▶ _Task_: Each line that holds the word "value" is to be identified and copied.

---------------

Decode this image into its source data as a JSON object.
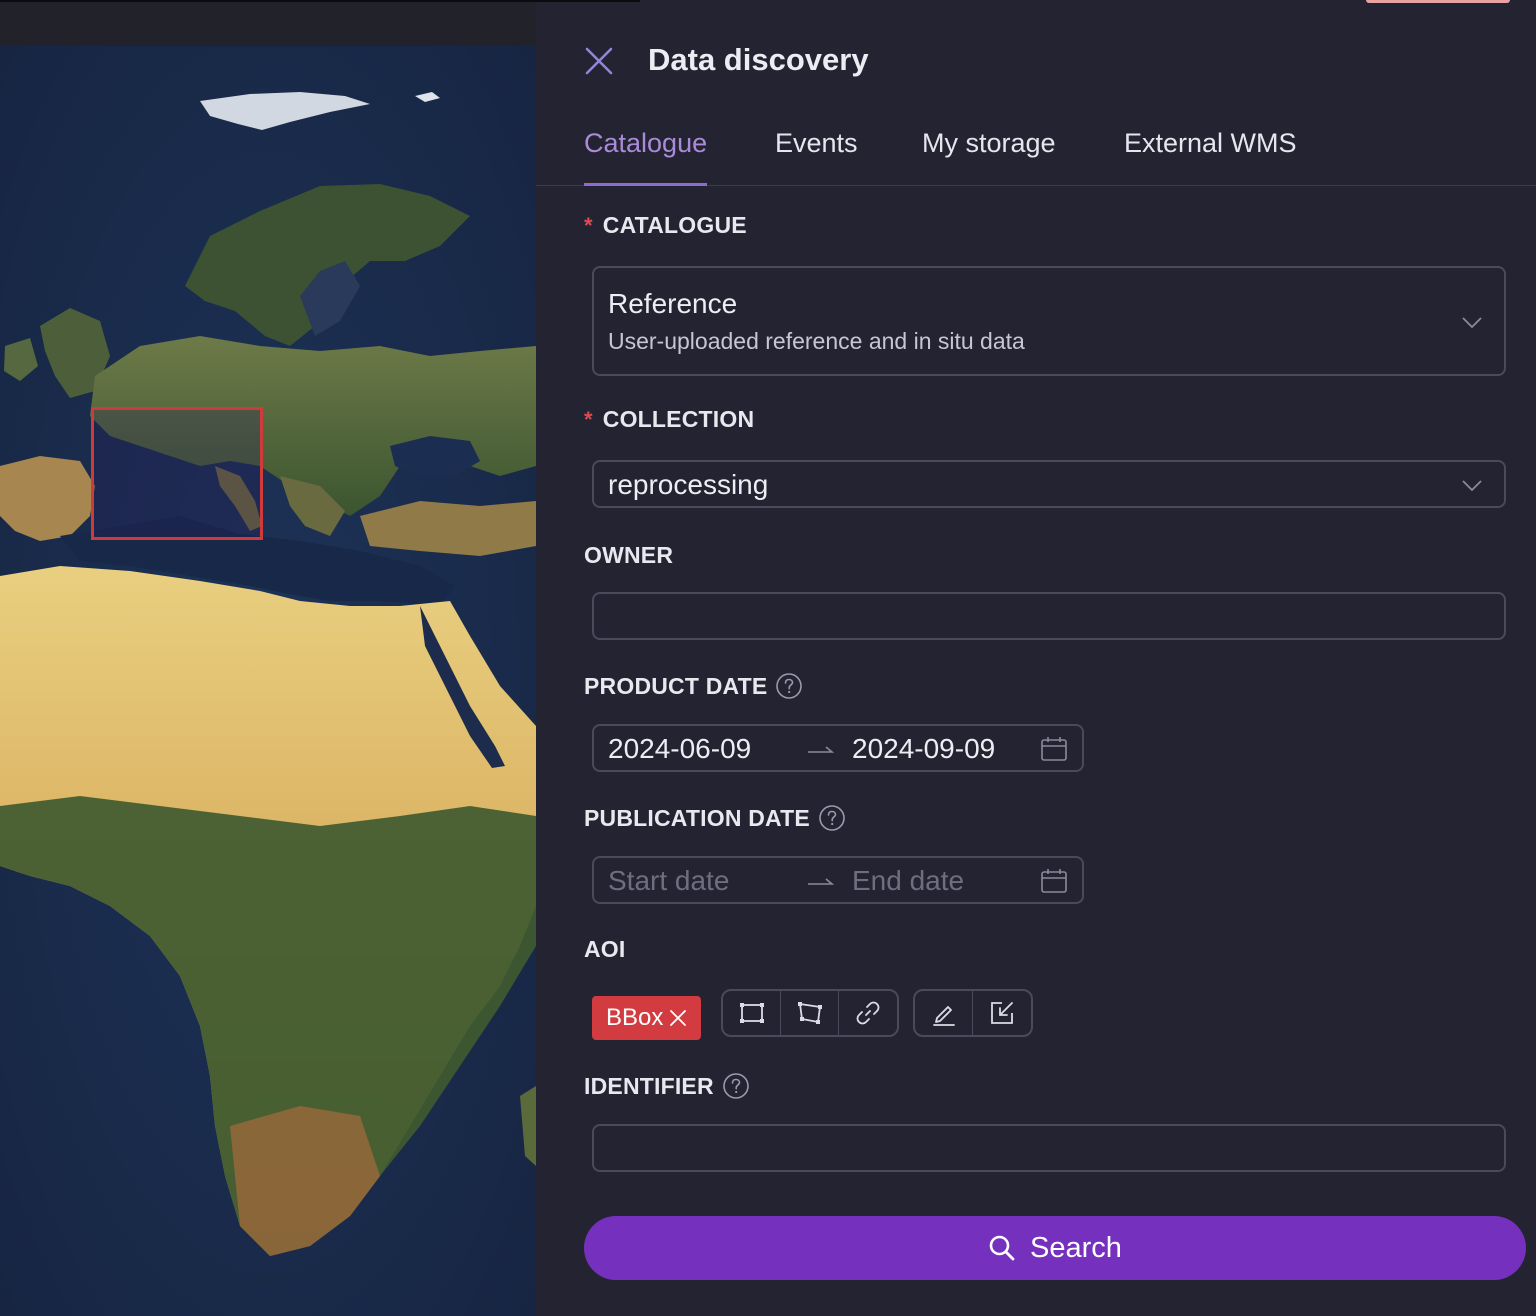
{
  "header": {
    "title": "Data discovery"
  },
  "tabs": [
    {
      "label": "Catalogue",
      "active": true
    },
    {
      "label": "Events",
      "active": false
    },
    {
      "label": "My storage",
      "active": false
    },
    {
      "label": "External WMS",
      "active": false
    }
  ],
  "form": {
    "catalogue": {
      "label": "CATALOGUE",
      "required_mark": "*",
      "value": "Reference",
      "description": "User-uploaded reference and in situ data"
    },
    "collection": {
      "label": "COLLECTION",
      "required_mark": "*",
      "value": "reprocessing"
    },
    "owner": {
      "label": "OWNER",
      "value": ""
    },
    "product_date": {
      "label": "PRODUCT DATE",
      "start": "2024-06-09",
      "end": "2024-09-09"
    },
    "publication_date": {
      "label": "PUBLICATION DATE",
      "start_placeholder": "Start date",
      "end_placeholder": "End date"
    },
    "aoi": {
      "label": "AOI",
      "tag": "BBox",
      "tools": [
        "bbox-draw-icon",
        "polygon-draw-icon",
        "link-icon",
        "edit-icon",
        "import-icon"
      ]
    },
    "identifier": {
      "label": "IDENTIFIER",
      "value": ""
    },
    "search_label": "Search"
  },
  "colors": {
    "accent": "#8f6ad1",
    "primary_button": "#7531bd",
    "tag_red": "#d23b3f",
    "panel_bg": "#232332",
    "aoi_rect": "#cf3a3a"
  }
}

---------------

▶ _Solved problem_:
      "value": "Reference",
      "value": "reprocessing"
      "value": ""
      "value": ""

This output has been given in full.